* START *

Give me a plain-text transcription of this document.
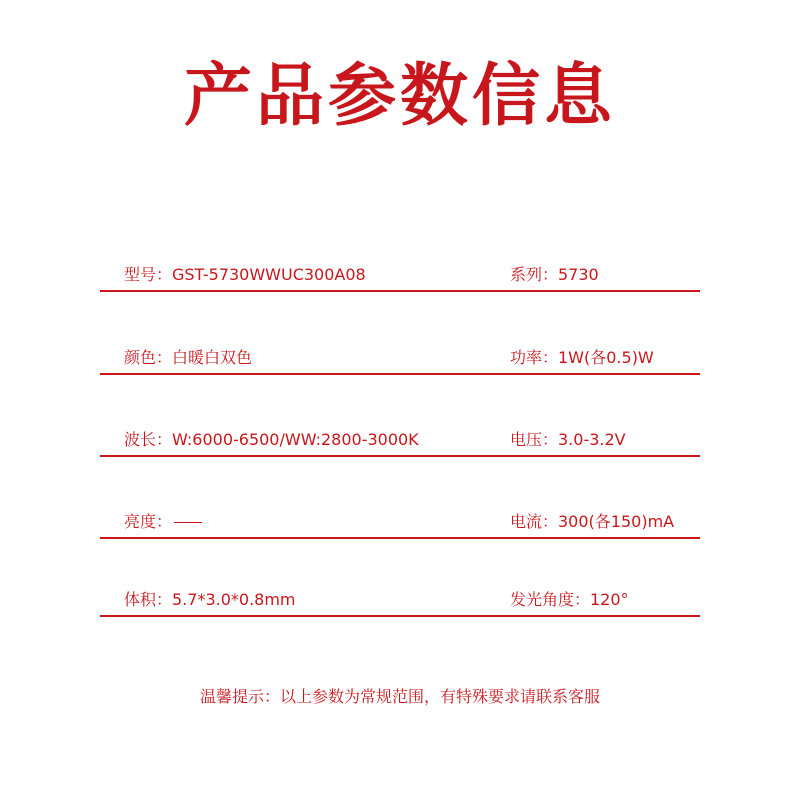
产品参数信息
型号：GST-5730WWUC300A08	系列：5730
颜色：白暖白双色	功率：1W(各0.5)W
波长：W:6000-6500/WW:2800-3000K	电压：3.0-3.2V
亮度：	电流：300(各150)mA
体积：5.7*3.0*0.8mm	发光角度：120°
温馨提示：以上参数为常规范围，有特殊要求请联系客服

* END *
* START *

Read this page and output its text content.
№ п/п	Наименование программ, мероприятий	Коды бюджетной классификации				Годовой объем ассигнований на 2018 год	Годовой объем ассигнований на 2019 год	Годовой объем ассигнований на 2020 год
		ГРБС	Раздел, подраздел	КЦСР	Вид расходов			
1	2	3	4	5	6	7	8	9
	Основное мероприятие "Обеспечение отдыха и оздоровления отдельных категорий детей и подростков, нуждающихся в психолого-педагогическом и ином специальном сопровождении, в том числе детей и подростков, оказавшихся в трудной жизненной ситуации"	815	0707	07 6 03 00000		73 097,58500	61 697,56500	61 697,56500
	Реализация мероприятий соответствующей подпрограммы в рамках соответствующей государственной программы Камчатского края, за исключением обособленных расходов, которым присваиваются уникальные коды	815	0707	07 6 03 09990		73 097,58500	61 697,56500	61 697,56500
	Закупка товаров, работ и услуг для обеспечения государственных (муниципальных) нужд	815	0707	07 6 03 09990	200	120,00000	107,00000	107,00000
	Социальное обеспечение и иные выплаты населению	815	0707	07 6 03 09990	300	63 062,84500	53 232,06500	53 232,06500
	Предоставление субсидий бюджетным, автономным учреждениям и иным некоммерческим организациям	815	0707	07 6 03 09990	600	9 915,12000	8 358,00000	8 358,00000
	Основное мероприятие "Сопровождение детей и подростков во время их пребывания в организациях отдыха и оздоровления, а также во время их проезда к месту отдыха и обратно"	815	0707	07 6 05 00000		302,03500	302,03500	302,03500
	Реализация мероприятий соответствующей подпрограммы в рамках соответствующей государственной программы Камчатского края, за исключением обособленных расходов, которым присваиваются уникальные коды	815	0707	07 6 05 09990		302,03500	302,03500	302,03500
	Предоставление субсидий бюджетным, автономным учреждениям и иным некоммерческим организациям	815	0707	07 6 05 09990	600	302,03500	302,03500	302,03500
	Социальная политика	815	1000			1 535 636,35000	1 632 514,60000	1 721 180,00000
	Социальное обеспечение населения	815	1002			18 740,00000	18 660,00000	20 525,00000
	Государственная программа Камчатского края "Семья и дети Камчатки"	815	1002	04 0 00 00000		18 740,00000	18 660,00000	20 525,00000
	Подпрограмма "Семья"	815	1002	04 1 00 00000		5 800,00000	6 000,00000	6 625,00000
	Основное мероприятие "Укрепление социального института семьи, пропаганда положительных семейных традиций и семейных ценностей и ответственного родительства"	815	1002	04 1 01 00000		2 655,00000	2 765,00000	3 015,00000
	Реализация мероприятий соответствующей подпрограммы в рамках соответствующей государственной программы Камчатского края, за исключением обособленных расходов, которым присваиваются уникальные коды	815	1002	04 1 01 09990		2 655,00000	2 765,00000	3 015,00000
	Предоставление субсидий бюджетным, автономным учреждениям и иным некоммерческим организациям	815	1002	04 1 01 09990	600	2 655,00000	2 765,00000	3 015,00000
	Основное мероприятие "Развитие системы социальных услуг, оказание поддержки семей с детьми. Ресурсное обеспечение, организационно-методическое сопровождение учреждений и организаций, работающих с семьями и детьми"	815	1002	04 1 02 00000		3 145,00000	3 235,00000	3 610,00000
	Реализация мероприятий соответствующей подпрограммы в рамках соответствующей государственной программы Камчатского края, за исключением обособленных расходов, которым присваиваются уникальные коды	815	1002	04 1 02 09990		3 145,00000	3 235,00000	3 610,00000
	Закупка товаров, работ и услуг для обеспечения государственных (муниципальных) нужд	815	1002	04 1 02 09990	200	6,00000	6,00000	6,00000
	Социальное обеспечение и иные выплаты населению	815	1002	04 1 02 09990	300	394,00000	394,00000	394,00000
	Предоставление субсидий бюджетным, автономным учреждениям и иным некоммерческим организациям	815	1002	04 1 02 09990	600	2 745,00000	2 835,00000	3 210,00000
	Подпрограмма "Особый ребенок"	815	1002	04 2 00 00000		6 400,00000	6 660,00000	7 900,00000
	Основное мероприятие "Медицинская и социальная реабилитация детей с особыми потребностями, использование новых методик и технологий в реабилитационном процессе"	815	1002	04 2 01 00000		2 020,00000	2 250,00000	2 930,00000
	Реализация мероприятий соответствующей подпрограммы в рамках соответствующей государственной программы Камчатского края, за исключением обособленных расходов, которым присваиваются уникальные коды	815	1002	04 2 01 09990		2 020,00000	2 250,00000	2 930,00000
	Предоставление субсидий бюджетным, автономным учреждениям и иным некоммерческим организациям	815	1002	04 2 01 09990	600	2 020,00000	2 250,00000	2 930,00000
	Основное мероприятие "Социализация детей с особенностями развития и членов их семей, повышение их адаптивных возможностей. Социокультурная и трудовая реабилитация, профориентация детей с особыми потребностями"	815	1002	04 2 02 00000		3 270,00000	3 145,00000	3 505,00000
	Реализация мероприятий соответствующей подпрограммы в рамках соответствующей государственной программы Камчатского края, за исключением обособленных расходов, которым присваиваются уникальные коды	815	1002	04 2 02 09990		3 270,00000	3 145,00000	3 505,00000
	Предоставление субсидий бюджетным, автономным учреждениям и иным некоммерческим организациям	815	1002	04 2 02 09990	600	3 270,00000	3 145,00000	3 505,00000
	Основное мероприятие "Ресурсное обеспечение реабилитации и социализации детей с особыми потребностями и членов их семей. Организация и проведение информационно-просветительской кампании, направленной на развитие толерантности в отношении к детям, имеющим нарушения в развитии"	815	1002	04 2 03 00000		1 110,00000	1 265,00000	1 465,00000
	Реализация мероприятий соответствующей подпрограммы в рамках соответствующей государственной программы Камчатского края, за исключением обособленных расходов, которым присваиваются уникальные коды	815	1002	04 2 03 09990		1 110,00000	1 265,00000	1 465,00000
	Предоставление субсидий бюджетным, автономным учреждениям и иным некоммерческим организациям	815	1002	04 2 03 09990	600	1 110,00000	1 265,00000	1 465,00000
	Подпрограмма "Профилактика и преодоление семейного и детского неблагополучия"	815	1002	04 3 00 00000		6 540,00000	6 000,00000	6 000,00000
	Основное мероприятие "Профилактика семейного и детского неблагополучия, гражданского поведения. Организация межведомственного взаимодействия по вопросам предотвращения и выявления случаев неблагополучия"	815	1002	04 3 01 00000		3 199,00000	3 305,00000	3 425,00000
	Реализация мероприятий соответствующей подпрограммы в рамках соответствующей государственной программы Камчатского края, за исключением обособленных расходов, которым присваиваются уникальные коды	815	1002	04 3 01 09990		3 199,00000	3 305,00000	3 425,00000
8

* END *
* START *

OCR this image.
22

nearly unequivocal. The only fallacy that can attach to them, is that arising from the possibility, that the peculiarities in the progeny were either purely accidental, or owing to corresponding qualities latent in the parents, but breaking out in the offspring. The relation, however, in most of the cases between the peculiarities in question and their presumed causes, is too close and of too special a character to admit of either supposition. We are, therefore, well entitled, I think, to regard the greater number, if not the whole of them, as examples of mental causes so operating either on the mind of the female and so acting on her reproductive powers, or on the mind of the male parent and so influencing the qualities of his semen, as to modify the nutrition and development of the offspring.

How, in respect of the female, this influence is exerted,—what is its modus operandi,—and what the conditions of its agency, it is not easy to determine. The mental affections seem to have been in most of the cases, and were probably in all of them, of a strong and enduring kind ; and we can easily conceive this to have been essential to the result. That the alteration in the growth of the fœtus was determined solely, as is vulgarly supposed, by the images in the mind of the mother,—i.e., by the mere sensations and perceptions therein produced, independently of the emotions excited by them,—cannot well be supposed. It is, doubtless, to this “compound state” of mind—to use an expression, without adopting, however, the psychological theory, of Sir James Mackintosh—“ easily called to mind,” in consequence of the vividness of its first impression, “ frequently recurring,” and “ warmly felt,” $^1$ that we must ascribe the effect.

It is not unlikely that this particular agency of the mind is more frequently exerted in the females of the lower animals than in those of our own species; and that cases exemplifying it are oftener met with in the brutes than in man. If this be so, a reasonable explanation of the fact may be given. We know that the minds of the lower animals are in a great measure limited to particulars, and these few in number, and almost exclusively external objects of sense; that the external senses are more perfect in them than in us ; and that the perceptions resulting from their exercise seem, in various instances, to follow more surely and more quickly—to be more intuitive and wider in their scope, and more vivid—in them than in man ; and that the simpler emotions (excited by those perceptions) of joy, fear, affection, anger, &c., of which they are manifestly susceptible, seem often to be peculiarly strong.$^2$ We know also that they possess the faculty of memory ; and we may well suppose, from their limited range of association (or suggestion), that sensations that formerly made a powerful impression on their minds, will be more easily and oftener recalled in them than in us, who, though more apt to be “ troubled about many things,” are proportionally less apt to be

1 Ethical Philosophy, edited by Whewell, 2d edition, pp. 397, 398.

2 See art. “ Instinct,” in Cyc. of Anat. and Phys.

* END *

#### WHAT IS ASKED:
Pick out every line with the string "оздоровления" and copy it.

#### FINISHED TASK:
	Основное мероприятие "Обеспечение отдыха и оздоровления отдельных категорий детей и подростков, нуждающихся в психолого-педагогическом и ином специальном сопровождении, в том числе детей и подростков, оказавшихся в трудной жизненной ситуации"	815	0707	07 6 03 00000		73 097,58500	61 697,56500	61 697,56500
	Основное мероприятие "Сопровождение детей и подростков во время их пребывания в организациях отдыха и оздоровления, а также во время их проезда к месту отдыха и обратно"	815	0707	07 6 05 00000		302,03500	302,03500	302,03500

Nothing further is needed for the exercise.